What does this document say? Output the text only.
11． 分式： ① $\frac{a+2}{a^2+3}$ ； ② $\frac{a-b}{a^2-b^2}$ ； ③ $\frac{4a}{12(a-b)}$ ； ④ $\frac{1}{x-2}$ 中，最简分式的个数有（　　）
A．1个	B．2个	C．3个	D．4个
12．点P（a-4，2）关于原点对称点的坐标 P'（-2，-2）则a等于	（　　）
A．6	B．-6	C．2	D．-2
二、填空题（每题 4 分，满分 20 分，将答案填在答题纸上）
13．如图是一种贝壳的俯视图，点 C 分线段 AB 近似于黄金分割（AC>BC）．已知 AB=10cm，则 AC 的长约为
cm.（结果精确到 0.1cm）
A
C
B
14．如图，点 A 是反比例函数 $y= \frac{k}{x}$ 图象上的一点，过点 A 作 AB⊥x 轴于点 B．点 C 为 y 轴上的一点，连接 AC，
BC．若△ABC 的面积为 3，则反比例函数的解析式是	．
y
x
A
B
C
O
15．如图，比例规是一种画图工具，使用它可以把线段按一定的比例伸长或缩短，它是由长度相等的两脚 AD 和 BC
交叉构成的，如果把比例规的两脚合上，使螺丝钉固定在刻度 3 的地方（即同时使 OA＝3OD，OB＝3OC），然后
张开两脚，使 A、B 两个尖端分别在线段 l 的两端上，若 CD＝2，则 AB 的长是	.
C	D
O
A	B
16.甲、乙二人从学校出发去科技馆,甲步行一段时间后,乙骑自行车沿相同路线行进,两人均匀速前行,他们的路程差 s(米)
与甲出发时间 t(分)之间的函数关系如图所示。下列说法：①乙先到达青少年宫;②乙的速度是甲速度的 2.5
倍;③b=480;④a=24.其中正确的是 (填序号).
------------------------------------------------
● **WHAT TO PRODUCE**: Extract the complete listing above, reproducing each line exactly.

● **FULL RESPONSE**:
What does this document say? Output the text only.
11． 分式： ① $\frac{a+2}{a^2+3}$ ； ② $\frac{a-b}{a^2-b^2}$ ； ③ $\frac{4a}{12(a-b)}$ ； ④ $\frac{1}{x-2}$ 中，最简分式的个数有（　　）
A．1个	B．2个	C．3个	D．4个
12．点P（a-4，2）关于原点对称点的坐标 P'（-2，-2）则a等于	（　　）
A．6	B．-6	C．2	D．-2
二、填空题（每题 4 分，满分 20 分，将答案填在答题纸上）
13．如图是一种贝壳的俯视图，点 C 分线段 AB 近似于黄金分割（AC>BC）．已知 AB=10cm，则 AC 的长约为
cm.（结果精确到 0.1cm）
A
C
B
14．如图，点 A 是反比例函数 $y= \frac{k}{x}$ 图象上的一点，过点 A 作 AB⊥x 轴于点 B．点 C 为 y 轴上的一点，连接 AC，
BC．若△ABC 的面积为 3，则反比例函数的解析式是	．
y
x
A
B
C
O
15．如图，比例规是一种画图工具，使用它可以把线段按一定的比例伸长或缩短，它是由长度相等的两脚 AD 和 BC
交叉构成的，如果把比例规的两脚合上，使螺丝钉固定在刻度 3 的地方（即同时使 OA＝3OD，OB＝3OC），然后
张开两脚，使 A、B 两个尖端分别在线段 l 的两端上，若 CD＝2，则 AB 的长是	.
C	D
O
A	B
16.甲、乙二人从学校出发去科技馆,甲步行一段时间后,乙骑自行车沿相同路线行进,两人均匀速前行,他们的路程差 s(米)
与甲出发时间 t(分)之间的函数关系如图所示。下列说法：①乙先到达青少年宫;②乙的速度是甲速度的 2.5
倍;③b=480;④a=24.其中正确的是 (填序号).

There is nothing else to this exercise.